# INSTRUCTIONS TO FOLLOW
Look through the listing below and report how many lines contain "aspect", as a bare number.

# ENTRIES PROVIDED

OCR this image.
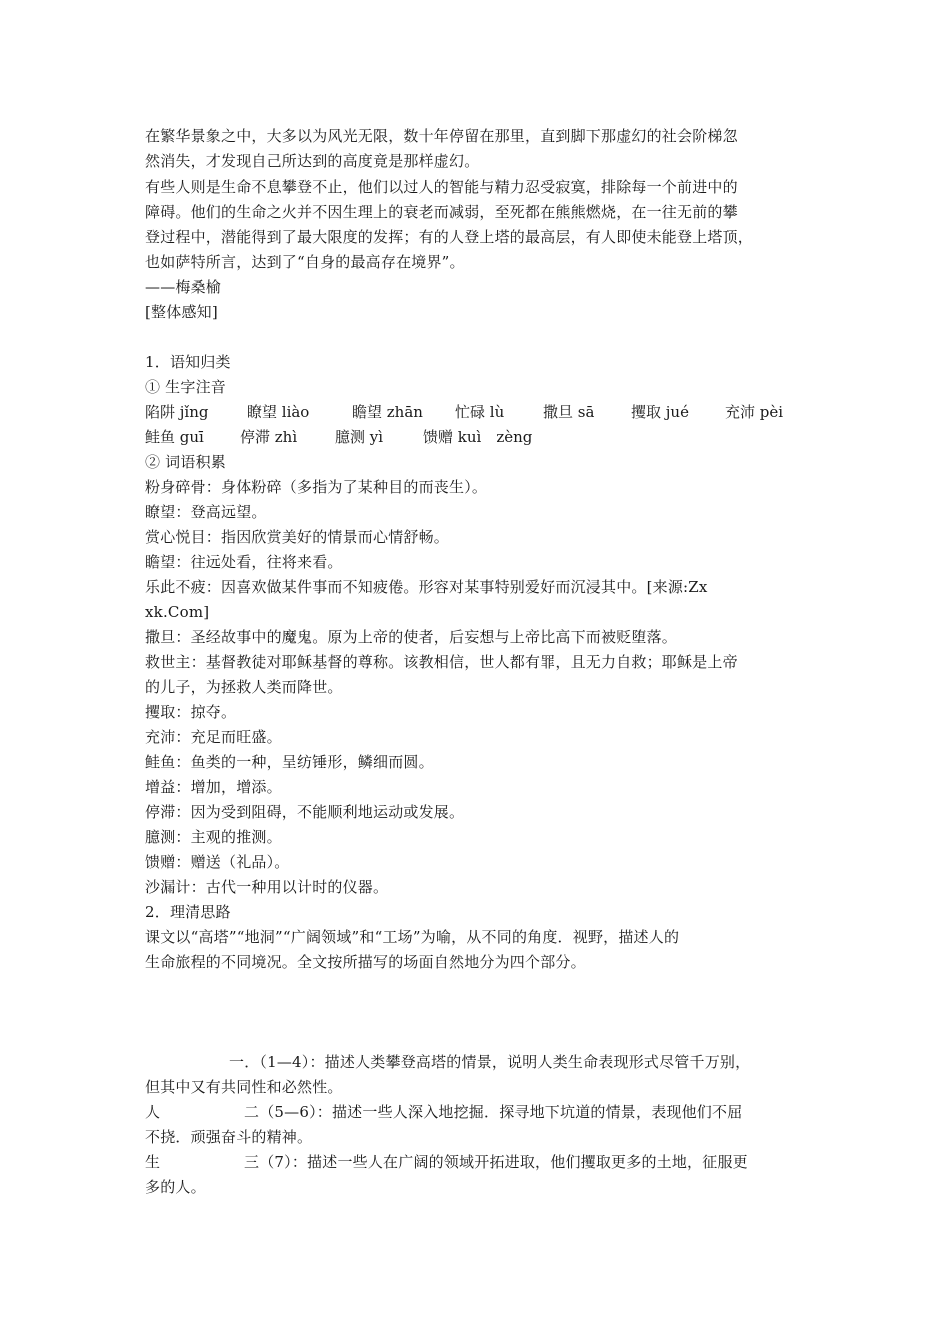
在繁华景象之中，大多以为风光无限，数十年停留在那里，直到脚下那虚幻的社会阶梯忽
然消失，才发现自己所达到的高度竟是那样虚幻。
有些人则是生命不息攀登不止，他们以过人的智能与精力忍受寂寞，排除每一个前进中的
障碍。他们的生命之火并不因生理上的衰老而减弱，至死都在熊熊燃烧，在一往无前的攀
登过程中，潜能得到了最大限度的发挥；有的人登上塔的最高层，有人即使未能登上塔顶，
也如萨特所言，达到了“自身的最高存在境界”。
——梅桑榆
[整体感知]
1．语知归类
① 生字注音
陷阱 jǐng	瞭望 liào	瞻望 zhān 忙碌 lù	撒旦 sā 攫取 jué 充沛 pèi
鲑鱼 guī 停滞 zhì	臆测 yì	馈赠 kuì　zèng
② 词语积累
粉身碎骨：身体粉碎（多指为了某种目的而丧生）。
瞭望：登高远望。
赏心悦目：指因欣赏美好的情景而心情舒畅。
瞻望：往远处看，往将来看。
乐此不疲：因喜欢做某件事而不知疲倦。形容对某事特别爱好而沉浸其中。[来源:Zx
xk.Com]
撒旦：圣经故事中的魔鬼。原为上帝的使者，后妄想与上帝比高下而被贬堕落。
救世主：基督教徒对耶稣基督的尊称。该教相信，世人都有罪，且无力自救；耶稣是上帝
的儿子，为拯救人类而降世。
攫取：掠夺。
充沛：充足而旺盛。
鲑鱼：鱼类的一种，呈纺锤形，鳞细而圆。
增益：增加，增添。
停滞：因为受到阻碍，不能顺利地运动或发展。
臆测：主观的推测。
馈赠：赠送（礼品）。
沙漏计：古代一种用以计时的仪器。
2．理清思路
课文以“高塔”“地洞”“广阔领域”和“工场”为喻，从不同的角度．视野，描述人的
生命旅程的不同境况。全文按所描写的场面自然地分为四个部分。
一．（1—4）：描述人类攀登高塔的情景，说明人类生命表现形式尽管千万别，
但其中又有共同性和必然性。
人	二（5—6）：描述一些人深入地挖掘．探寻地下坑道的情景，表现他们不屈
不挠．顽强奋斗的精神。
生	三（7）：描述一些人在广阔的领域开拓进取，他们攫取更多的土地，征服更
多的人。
...
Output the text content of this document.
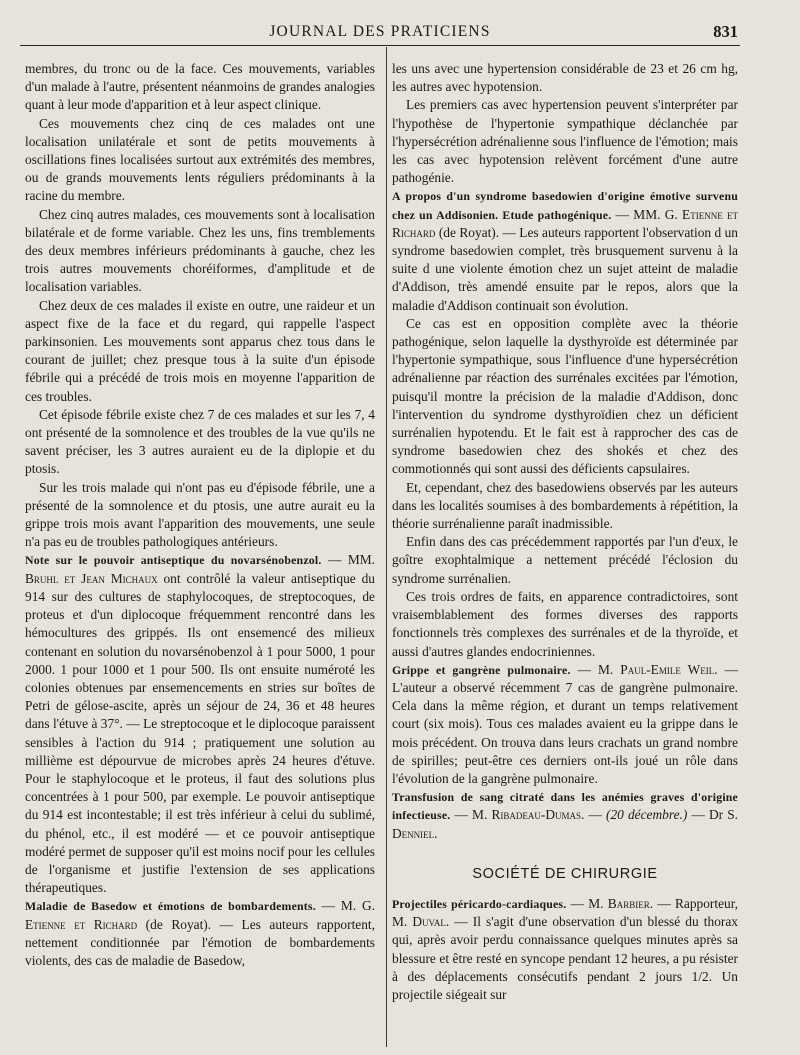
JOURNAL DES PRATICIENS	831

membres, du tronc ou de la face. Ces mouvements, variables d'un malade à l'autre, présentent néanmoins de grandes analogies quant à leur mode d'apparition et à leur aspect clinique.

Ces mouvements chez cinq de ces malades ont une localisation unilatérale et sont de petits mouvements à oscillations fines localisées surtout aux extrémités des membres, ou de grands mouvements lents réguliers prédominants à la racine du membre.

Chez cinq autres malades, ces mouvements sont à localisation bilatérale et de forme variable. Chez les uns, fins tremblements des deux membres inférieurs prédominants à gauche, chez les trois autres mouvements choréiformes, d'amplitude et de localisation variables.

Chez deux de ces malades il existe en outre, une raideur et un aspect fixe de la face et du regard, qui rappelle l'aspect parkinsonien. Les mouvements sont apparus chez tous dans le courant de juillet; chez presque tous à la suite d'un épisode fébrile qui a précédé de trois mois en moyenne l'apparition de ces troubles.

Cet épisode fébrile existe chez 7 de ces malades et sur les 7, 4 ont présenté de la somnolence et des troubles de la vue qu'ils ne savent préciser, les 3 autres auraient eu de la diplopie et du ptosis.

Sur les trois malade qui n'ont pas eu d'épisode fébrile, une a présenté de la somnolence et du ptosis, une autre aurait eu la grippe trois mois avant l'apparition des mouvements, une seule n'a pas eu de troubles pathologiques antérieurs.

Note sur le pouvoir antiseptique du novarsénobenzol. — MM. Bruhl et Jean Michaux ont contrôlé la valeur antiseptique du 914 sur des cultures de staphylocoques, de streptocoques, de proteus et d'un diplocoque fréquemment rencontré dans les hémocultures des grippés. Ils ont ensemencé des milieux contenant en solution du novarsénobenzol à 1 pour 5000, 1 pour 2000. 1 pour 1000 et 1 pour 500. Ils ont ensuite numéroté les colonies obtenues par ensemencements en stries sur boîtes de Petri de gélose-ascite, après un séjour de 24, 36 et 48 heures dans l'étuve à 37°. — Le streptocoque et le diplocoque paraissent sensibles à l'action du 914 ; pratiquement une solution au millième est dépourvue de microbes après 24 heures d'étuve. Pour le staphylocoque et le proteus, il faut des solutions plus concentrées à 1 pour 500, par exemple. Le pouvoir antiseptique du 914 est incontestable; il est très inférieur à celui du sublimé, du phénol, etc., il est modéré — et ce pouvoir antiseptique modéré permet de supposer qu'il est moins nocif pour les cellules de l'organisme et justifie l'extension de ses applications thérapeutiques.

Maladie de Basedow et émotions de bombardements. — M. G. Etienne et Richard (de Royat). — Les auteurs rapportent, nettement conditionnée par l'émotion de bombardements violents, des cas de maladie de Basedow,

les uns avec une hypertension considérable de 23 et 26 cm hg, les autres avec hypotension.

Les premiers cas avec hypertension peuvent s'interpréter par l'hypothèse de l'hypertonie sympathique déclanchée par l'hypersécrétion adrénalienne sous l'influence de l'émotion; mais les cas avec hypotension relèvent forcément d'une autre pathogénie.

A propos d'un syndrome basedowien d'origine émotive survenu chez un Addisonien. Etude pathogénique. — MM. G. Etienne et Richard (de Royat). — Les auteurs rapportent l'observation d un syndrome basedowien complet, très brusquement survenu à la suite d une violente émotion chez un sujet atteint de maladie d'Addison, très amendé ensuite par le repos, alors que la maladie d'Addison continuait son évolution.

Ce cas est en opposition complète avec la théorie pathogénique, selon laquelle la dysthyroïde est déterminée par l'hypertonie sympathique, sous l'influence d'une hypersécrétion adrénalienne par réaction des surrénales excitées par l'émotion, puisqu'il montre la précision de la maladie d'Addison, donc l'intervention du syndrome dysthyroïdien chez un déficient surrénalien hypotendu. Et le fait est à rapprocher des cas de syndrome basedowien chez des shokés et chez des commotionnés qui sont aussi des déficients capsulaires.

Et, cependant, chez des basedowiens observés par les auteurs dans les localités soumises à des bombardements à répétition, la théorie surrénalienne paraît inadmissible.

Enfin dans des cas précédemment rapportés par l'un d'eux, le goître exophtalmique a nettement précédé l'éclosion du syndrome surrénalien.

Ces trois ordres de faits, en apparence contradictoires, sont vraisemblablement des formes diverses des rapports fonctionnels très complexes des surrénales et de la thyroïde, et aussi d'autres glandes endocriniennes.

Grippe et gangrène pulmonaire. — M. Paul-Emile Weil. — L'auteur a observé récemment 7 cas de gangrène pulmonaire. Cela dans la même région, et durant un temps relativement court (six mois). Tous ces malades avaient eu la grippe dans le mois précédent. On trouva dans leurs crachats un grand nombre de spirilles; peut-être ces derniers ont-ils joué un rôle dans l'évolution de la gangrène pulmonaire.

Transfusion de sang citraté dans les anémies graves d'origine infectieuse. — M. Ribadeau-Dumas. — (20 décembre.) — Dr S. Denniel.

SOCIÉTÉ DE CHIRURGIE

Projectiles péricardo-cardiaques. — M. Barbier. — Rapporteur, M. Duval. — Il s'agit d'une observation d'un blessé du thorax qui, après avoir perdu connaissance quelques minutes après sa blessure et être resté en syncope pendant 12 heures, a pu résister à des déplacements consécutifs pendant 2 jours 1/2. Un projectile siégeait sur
==
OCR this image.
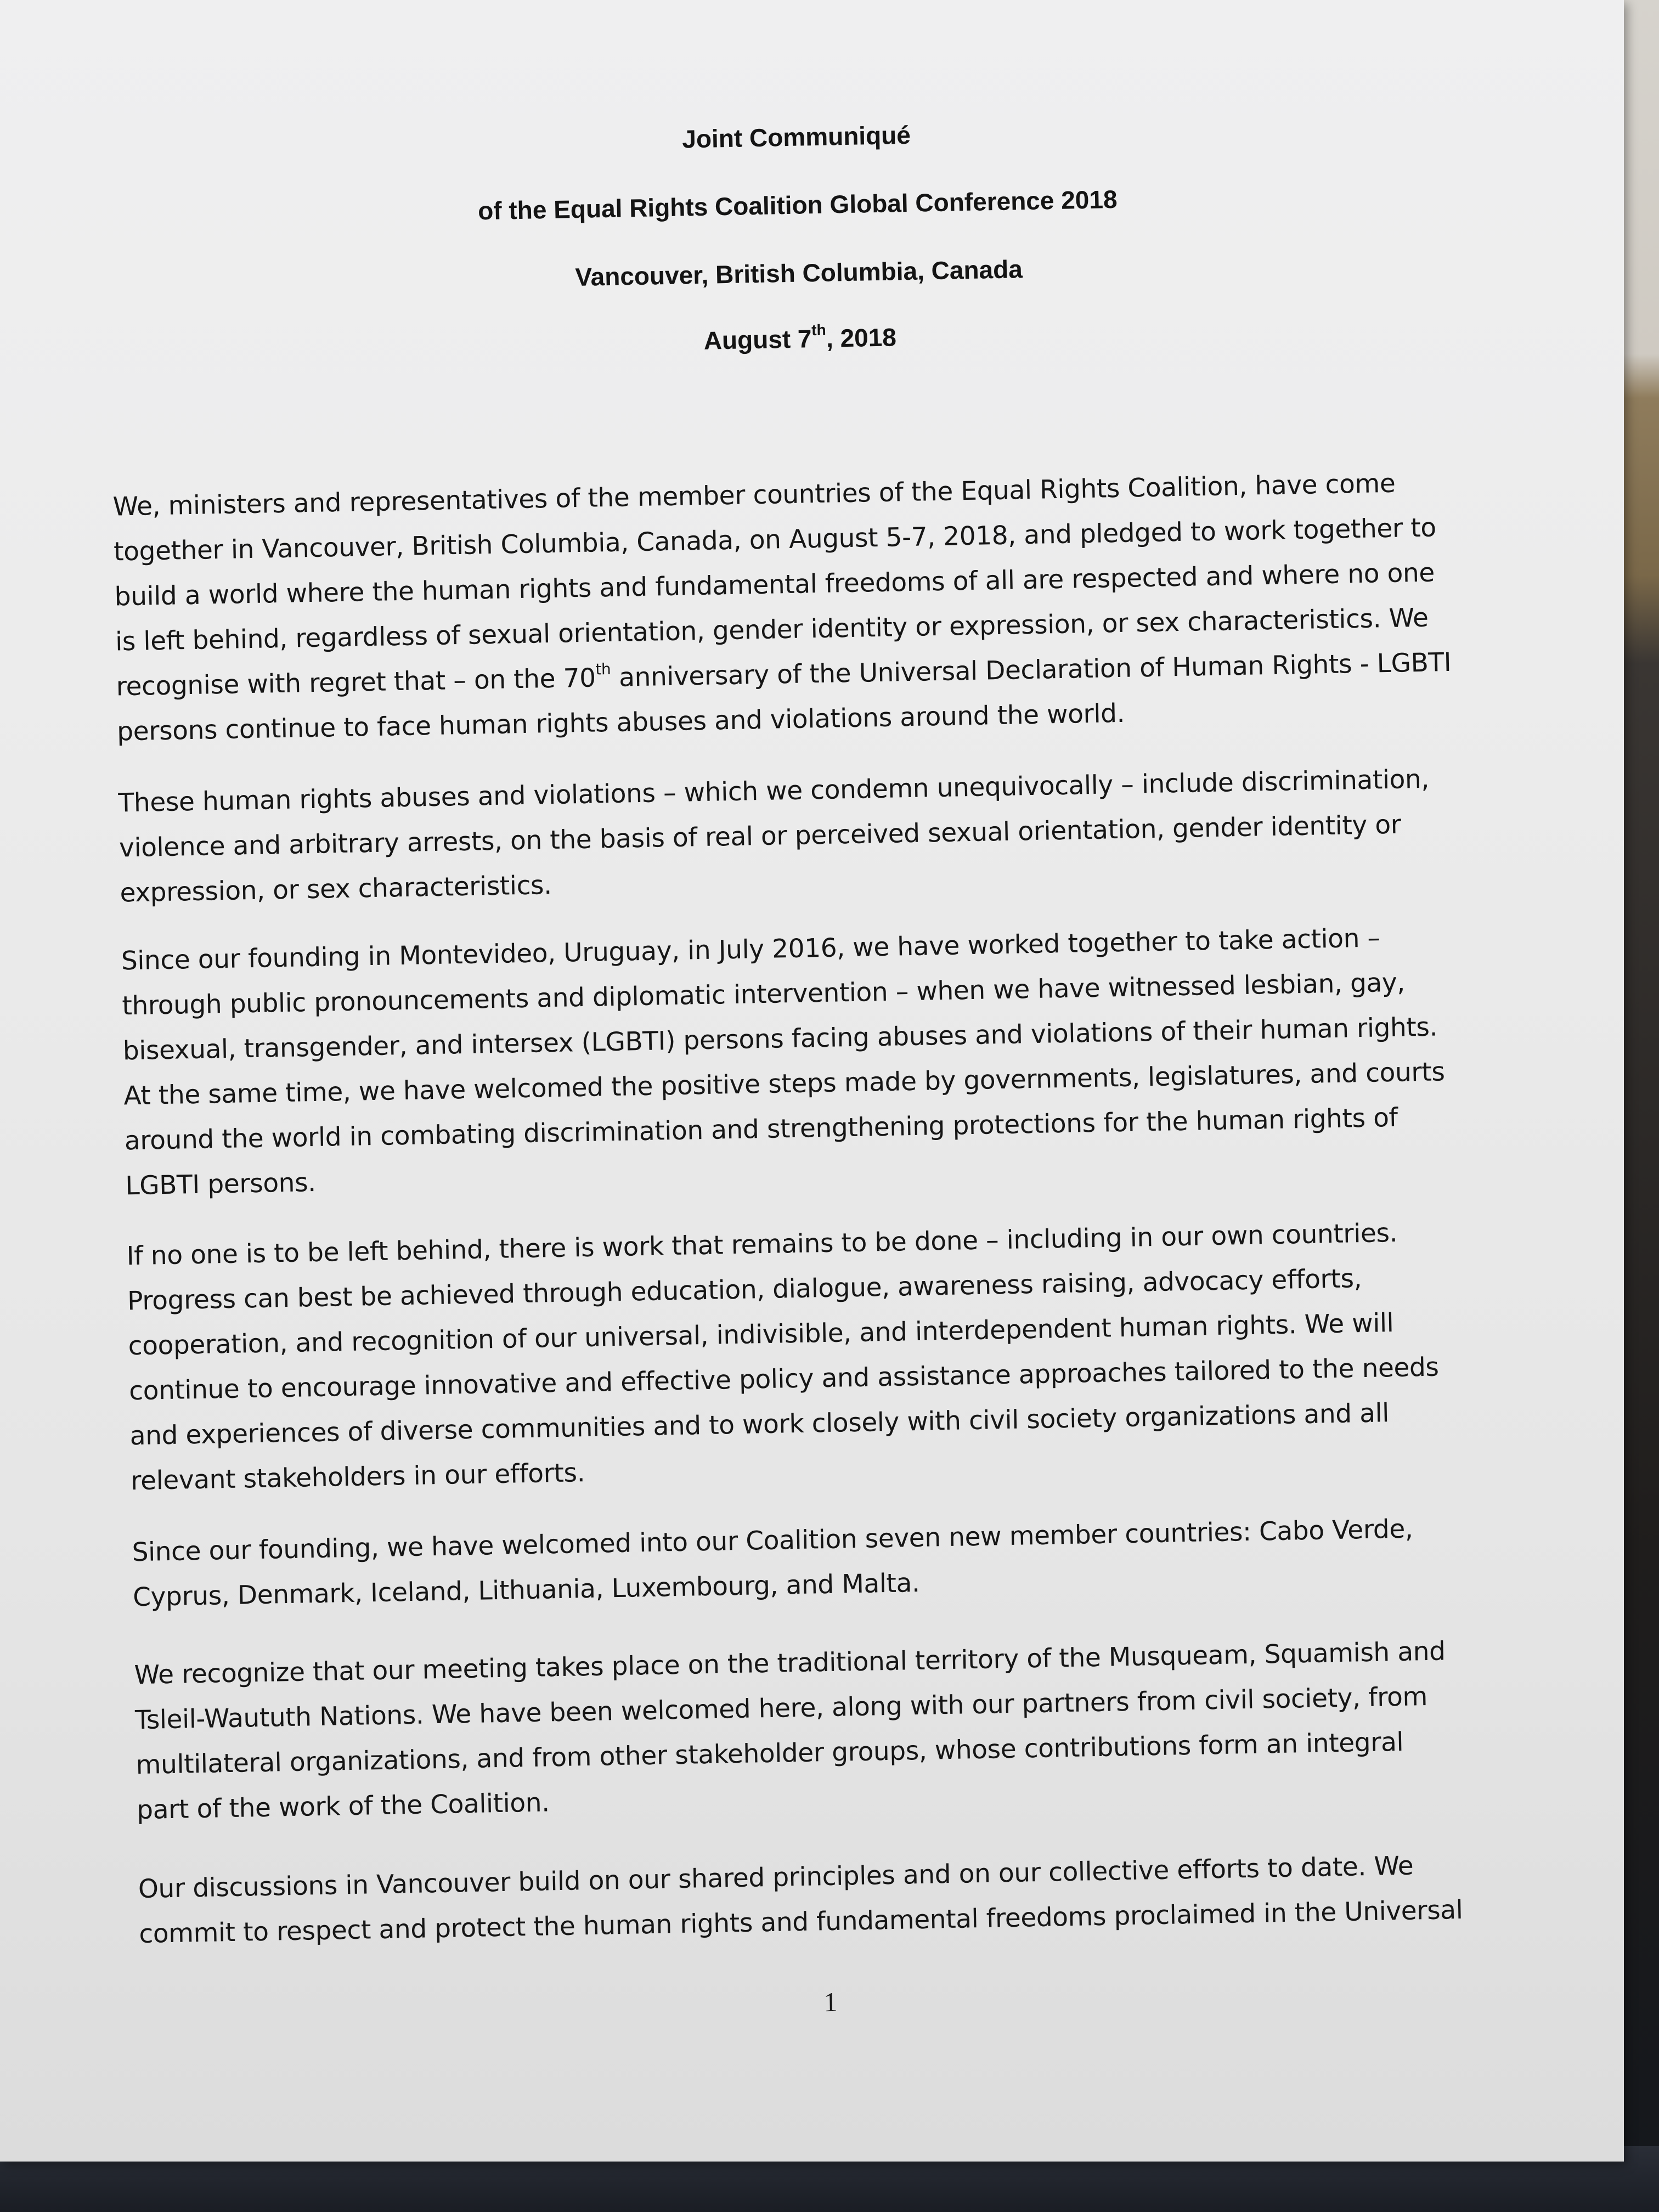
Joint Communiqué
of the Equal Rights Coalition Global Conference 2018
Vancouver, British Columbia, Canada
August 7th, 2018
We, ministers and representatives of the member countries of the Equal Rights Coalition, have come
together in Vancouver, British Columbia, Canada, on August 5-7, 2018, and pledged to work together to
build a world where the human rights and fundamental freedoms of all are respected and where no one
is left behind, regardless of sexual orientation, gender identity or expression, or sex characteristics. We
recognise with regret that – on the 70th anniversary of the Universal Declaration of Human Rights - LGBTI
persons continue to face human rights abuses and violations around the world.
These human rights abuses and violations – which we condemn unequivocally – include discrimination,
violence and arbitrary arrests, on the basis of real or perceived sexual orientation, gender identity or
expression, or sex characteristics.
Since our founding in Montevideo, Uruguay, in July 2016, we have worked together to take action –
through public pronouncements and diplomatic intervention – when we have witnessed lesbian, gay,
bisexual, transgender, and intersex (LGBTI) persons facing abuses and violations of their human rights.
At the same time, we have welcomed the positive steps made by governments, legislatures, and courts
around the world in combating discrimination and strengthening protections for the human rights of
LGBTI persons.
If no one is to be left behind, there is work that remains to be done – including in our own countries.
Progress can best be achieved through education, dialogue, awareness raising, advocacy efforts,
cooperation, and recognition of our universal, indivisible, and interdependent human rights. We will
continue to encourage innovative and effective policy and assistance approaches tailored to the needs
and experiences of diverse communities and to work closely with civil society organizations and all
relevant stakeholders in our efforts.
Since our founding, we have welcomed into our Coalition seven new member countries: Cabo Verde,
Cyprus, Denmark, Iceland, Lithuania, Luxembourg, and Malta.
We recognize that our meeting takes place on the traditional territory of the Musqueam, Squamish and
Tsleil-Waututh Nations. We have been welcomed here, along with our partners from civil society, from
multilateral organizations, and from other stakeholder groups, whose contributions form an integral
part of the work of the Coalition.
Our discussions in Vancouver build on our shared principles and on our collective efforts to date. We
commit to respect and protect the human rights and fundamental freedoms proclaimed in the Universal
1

# TASK SOLUTION
2